True. Although, if you think about it, that's still pretty cool "sci-fi" tech,
and opens up a lot of exciting futuristic possibilities. For example, you can
still have a 2D HUD giving all the context-sensitive information you need, and
you can still have ghost-like 3D images overlaying the real world to help you
out.

In fact, I have no problem waiting for nonadditive AR glasses for everything
except video-games, because in real-world use I want to be able to discern
reality from augmented data.

------
iandanforth
11 ways to solve what you're trying to do.

1\. Direct optic nerve connection. 2\. Optogenetics (hack the ganglion for
blue/yellow on/off control) 3\. Holographic displays for close focusable
screens 4\. Eye drops that can be stimulated to block or darken light 5\. An
AR that doesn't obsess over sight but uses soundscapes. 6\. Invert/distort the
image so the brain relearns what light v dark means. 7\. High res lcd's that
use hemispherical lenses over groups of pixels to produce defocused light. 8\.

TASK: Repeat the forum excerpt on augmented reality glasses word for word, in its entirety.

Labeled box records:
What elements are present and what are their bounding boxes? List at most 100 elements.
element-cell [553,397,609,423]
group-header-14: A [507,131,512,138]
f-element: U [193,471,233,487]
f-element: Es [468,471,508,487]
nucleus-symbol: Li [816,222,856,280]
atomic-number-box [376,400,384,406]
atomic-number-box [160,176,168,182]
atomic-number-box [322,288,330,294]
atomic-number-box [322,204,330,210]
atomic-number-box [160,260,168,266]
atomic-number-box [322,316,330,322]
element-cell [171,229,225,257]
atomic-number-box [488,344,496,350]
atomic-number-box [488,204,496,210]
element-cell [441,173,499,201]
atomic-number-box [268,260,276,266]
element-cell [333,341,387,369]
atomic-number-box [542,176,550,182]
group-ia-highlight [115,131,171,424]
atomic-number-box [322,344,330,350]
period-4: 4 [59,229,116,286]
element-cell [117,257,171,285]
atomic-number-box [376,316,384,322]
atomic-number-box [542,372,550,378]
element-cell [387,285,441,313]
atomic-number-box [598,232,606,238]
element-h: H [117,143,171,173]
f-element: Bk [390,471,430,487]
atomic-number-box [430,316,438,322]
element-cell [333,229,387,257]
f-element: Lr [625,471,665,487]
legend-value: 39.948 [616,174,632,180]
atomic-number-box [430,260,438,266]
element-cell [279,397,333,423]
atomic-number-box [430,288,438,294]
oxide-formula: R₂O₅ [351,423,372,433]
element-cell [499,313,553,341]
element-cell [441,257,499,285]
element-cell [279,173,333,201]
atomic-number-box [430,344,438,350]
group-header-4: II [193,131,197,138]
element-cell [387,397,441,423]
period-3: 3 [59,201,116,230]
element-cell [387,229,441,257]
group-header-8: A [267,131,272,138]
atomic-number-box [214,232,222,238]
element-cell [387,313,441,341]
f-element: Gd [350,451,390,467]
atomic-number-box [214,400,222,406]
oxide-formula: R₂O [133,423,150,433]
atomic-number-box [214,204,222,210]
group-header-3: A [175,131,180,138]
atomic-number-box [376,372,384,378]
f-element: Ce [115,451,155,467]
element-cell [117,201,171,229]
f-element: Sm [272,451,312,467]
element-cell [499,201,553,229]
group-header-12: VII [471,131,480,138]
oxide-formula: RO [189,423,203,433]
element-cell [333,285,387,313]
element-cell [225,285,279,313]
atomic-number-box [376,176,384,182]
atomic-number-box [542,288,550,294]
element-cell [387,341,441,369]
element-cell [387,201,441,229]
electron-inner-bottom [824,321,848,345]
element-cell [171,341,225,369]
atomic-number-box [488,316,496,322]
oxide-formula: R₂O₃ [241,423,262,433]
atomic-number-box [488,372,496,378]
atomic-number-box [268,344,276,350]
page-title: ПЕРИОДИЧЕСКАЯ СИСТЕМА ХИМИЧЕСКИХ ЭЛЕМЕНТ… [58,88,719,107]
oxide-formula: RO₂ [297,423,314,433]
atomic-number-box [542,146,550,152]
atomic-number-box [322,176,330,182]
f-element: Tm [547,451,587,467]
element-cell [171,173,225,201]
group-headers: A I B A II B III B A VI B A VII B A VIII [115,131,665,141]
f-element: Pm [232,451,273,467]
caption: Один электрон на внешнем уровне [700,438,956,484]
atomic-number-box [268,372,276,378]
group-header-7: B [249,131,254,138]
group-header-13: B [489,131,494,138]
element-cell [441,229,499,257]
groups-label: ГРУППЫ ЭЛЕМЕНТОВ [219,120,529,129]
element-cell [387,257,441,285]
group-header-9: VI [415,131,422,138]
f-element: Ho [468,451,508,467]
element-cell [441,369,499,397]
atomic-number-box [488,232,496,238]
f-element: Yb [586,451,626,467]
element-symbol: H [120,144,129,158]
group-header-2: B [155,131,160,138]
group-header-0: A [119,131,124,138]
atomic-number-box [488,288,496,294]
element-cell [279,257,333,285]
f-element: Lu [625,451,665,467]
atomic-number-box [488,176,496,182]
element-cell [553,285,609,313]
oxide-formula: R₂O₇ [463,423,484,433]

EXERCISE OUTPUT:
True. Although, if you think about it, that's still pretty cool "sci-fi" tech,
and opens up a lot of exciting futuristic possibilities. For example, you can
still have a 2D HUD giving all the context-sensitive information you need, and
you can still have ghost-like 3D images overlaying the real world to help you
out.

In fact, I have no problem waiting for nonadditive AR glasses for everything
except video-games, because in real-world use I want to be able to discern
reality from augmented data.

------
iandanforth
11 ways to solve what you're trying to do.

1\. Direct optic nerve connection. 2\. Optogenetics (hack the ganglion for
blue/yellow on/off control) 3\. Holographic displays for close focusable
screens 4\. Eye drops that can be stimulated to block or darken light 5\. An
AR that doesn't obsess over sight but uses soundscapes. 6\. Invert/distort the
image so the brain relearns what light v dark means. 7\. High res lcd's that
use hemispherical lenses over groups of pixels to produce defocused light. 8\.